> _Brief_:
Extract every record, keeping each one exactly as it is.

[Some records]
────
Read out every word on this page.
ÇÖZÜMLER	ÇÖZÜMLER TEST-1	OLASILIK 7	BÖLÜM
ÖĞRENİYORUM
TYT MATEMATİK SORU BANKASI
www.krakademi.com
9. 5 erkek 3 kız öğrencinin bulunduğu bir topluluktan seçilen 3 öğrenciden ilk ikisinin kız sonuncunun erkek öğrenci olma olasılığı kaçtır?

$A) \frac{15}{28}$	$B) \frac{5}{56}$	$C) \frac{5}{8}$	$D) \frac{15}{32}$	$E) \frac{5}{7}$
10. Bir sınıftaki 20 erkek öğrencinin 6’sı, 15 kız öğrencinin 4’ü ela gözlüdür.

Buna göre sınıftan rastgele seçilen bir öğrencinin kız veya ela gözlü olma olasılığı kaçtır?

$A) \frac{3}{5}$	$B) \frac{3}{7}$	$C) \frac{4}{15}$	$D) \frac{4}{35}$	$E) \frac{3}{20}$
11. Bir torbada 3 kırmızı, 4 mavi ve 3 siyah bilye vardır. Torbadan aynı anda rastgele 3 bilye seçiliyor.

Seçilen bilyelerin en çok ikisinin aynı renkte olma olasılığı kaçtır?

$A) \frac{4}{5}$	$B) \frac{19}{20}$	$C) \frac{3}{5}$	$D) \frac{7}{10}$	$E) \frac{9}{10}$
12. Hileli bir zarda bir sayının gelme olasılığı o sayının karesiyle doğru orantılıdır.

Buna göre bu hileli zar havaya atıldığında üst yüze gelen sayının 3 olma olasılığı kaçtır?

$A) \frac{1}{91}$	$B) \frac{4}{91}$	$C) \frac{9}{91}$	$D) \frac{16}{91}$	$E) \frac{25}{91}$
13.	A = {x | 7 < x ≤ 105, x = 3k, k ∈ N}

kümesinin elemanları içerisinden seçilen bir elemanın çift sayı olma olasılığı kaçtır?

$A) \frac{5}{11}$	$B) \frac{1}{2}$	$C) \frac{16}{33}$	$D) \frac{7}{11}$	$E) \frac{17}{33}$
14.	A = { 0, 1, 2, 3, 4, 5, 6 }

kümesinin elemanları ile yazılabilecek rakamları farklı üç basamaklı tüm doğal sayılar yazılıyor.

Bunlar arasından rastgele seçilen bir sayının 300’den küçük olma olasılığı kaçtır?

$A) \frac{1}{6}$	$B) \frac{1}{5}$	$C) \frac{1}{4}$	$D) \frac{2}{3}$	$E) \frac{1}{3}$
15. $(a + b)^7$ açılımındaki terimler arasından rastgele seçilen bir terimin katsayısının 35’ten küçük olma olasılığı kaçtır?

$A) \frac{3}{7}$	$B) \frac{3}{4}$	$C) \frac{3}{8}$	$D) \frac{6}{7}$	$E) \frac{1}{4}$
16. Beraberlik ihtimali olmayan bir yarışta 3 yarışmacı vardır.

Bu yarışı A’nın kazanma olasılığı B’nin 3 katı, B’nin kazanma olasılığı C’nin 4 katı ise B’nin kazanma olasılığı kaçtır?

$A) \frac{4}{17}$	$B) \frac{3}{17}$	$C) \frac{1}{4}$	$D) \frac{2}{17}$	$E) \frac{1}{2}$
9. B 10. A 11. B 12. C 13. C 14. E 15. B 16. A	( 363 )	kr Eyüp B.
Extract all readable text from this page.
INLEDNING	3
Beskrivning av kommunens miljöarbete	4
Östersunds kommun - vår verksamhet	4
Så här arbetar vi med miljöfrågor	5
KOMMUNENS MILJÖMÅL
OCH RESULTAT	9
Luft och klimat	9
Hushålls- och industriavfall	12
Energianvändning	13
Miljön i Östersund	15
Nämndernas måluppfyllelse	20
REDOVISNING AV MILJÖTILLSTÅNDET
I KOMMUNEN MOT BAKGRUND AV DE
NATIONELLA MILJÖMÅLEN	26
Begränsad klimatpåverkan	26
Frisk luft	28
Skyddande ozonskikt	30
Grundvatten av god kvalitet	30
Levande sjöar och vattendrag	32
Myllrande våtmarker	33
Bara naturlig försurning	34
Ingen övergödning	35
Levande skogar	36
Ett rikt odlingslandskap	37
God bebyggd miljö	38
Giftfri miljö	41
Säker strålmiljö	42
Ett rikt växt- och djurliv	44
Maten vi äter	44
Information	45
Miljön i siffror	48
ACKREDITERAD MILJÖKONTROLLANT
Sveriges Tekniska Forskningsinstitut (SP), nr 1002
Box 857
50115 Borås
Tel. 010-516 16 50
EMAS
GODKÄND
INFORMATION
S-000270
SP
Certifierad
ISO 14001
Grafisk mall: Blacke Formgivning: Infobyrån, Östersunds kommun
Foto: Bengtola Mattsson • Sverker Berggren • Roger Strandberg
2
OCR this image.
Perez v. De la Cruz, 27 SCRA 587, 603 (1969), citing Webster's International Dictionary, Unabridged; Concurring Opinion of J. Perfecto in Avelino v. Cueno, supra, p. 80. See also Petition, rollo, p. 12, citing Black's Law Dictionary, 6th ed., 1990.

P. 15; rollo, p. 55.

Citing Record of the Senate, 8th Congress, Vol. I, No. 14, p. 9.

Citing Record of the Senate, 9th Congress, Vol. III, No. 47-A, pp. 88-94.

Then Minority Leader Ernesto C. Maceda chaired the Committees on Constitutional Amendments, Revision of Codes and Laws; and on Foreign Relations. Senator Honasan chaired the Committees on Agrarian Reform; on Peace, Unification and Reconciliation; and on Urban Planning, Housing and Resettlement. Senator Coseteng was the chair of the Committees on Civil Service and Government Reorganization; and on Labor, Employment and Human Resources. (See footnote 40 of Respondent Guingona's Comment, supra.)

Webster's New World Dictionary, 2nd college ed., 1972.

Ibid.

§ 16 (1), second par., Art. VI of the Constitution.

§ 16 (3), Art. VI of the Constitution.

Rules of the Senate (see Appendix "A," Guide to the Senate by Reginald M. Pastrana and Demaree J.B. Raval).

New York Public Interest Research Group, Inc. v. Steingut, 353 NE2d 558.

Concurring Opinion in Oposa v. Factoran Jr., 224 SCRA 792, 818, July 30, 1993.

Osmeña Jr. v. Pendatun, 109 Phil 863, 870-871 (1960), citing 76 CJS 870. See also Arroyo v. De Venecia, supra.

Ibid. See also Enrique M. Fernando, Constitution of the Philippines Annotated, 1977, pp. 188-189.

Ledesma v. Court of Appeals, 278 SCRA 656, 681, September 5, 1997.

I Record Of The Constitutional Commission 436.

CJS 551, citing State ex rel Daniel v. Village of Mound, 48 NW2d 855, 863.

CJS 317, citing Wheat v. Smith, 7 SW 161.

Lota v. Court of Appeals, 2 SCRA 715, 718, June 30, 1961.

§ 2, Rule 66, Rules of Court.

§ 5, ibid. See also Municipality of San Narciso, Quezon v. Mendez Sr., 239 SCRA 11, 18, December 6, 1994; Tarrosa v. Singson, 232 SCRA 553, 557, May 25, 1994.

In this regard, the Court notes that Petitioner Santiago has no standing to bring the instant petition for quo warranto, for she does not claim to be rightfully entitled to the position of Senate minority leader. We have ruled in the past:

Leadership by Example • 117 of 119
────
> _Exercise answer_:
Read out every word on this page.
ÇÖZÜMLER	ÇÖZÜMLER TEST-1	OLASILIK 7	BÖLÜM
ÖĞRENİYORUM
TYT MATEMATİK SORU BANKASI
www.krakademi.com
9. 5 erkek 3 kız öğrencinin bulunduğu bir topluluktan seçilen 3 öğrenciden ilk ikisinin kız sonuncunun erkek öğrenci olma olasılığı kaçtır?

$A) \frac{15}{28}$	$B) \frac{5}{56}$	$C) \frac{5}{8}$	$D) \frac{15}{32}$	$E) \frac{5}{7}$
10. Bir sınıftaki 20 erkek öğrencinin 6’sı, 15 kız öğrencinin 4’ü ela gözlüdür.

Buna göre sınıftan rastgele seçilen bir öğrencinin kız veya ela gözlü olma olasılığı kaçtır?

$A) \frac{3}{5}$	$B) \frac{3}{7}$	$C) \frac{4}{15}$	$D) \frac{4}{35}$	$E) \frac{3}{20}$
11. Bir torbada 3 kırmızı, 4 mavi ve 3 siyah bilye vardır. Torbadan aynı anda rastgele 3 bilye seçiliyor.

Seçilen bilyelerin en çok ikisinin aynı renkte olma olasılığı kaçtır?

$A) \frac{4}{5}$	$B) \frac{19}{20}$	$C) \frac{3}{5}$	$D) \frac{7}{10}$	$E) \frac{9}{10}$
12. Hileli bir zarda bir sayının gelme olasılığı o sayının karesiyle doğru orantılıdır.

Buna göre bu hileli zar havaya atıldığında üst yüze gelen sayının 3 olma olasılığı kaçtır?

$A) \frac{1}{91}$	$B) \frac{4}{91}$	$C) \frac{9}{91}$	$D) \frac{16}{91}$	$E) \frac{25}{91}$
13.	A = {x | 7 < x ≤ 105, x = 3k, k ∈ N}

kümesinin elemanları içerisinden seçilen bir elemanın çift sayı olma olasılığı kaçtır?

$A) \frac{5}{11}$	$B) \frac{1}{2}$	$C) \frac{16}{33}$	$D) \frac{7}{11}$	$E) \frac{17}{33}$
14.	A = { 0, 1, 2, 3, 4, 5, 6 }

kümesinin elemanları ile yazılabilecek rakamları farklı üç basamaklı tüm doğal sayılar yazılıyor.

Bunlar arasından rastgele seçilen bir sayının 300’den küçük olma olasılığı kaçtır?

$A) \frac{1}{6}$	$B) \frac{1}{5}$	$C) \frac{1}{4}$	$D) \frac{2}{3}$	$E) \frac{1}{3}$
15. $(a + b)^7$ açılımındaki terimler arasından rastgele seçilen bir terimin katsayısının 35’ten küçük olma olasılığı kaçtır?

$A) \frac{3}{7}$	$B) \frac{3}{4}$	$C) \frac{3}{8}$	$D) \frac{6}{7}$	$E) \frac{1}{4}$
16. Beraberlik ihtimali olmayan bir yarışta 3 yarışmacı vardır.

Bu yarışı A’nın kazanma olasılığı B’nin 3 katı, B’nin kazanma olasılığı C’nin 4 katı ise B’nin kazanma olasılığı kaçtır?

$A) \frac{4}{17}$	$B) \frac{3}{17}$	$C) \frac{1}{4}$	$D) \frac{2}{17}$	$E) \frac{1}{2}$
9. B 10. A 11. B 12. C 13. C 14. E 15. B 16. A	( 363 )	kr Eyüp B.
Extract all readable text from this page.
INLEDNING	3
Beskrivning av kommunens miljöarbete	4
Östersunds kommun - vår verksamhet	4
Så här arbetar vi med miljöfrågor	5
KOMMUNENS MILJÖMÅL
OCH RESULTAT	9
Luft och klimat	9
Hushålls- och industriavfall	12
Energianvändning	13
Miljön i Östersund	15
Nämndernas måluppfyllelse	20
REDOVISNING AV MILJÖTILLSTÅNDET
I KOMMUNEN MOT BAKGRUND AV DE
NATIONELLA MILJÖMÅLEN	26
Begränsad klimatpåverkan	26
Frisk luft	28
Skyddande ozonskikt	30
Grundvatten av god kvalitet	30
Levande sjöar och vattendrag	32
Myllrande våtmarker	33
Bara naturlig försurning	34
Ingen övergödning	35
Levande skogar	36
Ett rikt odlingslandskap	37
God bebyggd miljö	38
Giftfri miljö	41
Säker strålmiljö	42
Ett rikt växt- och djurliv	44
Maten vi äter	44
Information	45
Miljön i siffror	48
ACKREDITERAD MILJÖKONTROLLANT
Sveriges Tekniska Forskningsinstitut (SP), nr 1002
Box 857
50115 Borås
Tel. 010-516 16 50
EMAS
GODKÄND
INFORMATION
S-000270
SP
Certifierad
ISO 14001
Grafisk mall: Blacke Formgivning: Infobyrån, Östersunds kommun
Foto: Bengtola Mattsson • Sverker Berggren • Roger Strandberg
2
OCR this image.
Perez v. De la Cruz, 27 SCRA 587, 603 (1969), citing Webster's International Dictionary, Unabridged; Concurring Opinion of J. Perfecto in Avelino v. Cueno, supra, p. 80. See also Petition, rollo, p. 12, citing Black's Law Dictionary, 6th ed., 1990.

P. 15; rollo, p. 55.

Citing Record of the Senate, 8th Congress, Vol. I, No. 14, p. 9.

Citing Record of the Senate, 9th Congress, Vol. III, No. 47-A, pp. 88-94.

Then Minority Leader Ernesto C. Maceda chaired the Committees on Constitutional Amendments, Revision of Codes and Laws; and on Foreign Relations. Senator Honasan chaired the Committees on Agrarian Reform; on Peace, Unification and Reconciliation; and on Urban Planning, Housing and Resettlement. Senator Coseteng was the chair of the Committees on Civil Service and Government Reorganization; and on Labor, Employment and Human Resources. (See footnote 40 of Respondent Guingona's Comment, supra.)

Webster's New World Dictionary, 2nd college ed., 1972.

Ibid.

§ 16 (1), second par., Art. VI of the Constitution.

§ 16 (3), Art. VI of the Constitution.

Rules of the Senate (see Appendix "A," Guide to the Senate by Reginald M. Pastrana and Demaree J.B. Raval).

New York Public Interest Research Group, Inc. v. Steingut, 353 NE2d 558.

Concurring Opinion in Oposa v. Factoran Jr., 224 SCRA 792, 818, July 30, 1993.

Osmeña Jr. v. Pendatun, 109 Phil 863, 870-871 (1960), citing 76 CJS 870. See also Arroyo v. De Venecia, supra.

Ibid. See also Enrique M. Fernando, Constitution of the Philippines Annotated, 1977, pp. 188-189.

Ledesma v. Court of Appeals, 278 SCRA 656, 681, September 5, 1997.

I Record Of The Constitutional Commission 436.

CJS 551, citing State ex rel Daniel v. Village of Mound, 48 NW2d 855, 863.

CJS 317, citing Wheat v. Smith, 7 SW 161.

Lota v. Court of Appeals, 2 SCRA 715, 718, June 30, 1961.

§ 2, Rule 66, Rules of Court.

§ 5, ibid. See also Municipality of San Narciso, Quezon v. Mendez Sr., 239 SCRA 11, 18, December 6, 1994; Tarrosa v. Singson, 232 SCRA 553, 557, May 25, 1994.

In this regard, the Court notes that Petitioner Santiago has no standing to bring the instant petition for quo warranto, for she does not claim to be rightfully entitled to the position of Senate minority leader. We have ruled in the past:

Leadership by Example • 117 of 119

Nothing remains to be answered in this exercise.